▶ [Written exercise] Output the data that follows exactly, line for line.

▶ [Data entries]
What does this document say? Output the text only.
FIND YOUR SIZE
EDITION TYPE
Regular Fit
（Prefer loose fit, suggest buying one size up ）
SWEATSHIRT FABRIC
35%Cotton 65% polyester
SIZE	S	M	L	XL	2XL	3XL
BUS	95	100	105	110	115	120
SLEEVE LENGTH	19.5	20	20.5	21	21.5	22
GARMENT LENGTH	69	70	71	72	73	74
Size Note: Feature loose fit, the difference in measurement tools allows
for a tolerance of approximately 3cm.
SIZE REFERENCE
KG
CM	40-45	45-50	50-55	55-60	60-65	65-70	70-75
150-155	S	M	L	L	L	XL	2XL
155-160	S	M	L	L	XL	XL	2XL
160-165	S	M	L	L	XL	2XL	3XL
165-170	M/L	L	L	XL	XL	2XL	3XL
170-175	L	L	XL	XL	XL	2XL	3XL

▶ [Response below]
What does this document say? Output the text only.
FIND YOUR SIZE
EDITION TYPE
Regular Fit
（Prefer loose fit, suggest buying one size up ）
SWEATSHIRT FABRIC
35%Cotton 65% polyester
SIZE	S	M	L	XL	2XL	3XL
BUS	95	100	105	110	115	120
SLEEVE LENGTH	19.5	20	20.5	21	21.5	22
GARMENT LENGTH	69	70	71	72	73	74
Size Note: Feature loose fit, the difference in measurement tools allows
for a tolerance of approximately 3cm.
SIZE REFERENCE
KG
CM	40-45	45-50	50-55	55-60	60-65	65-70	70-75
150-155	S	M	L	L	L	XL	2XL
155-160	S	M	L	L	XL	XL	2XL
160-165	S	M	L	L	XL	2XL	3XL
165-170	M/L	L	L	XL	XL	2XL	3XL
170-175	L	L	XL	XL	XL	2XL	3XL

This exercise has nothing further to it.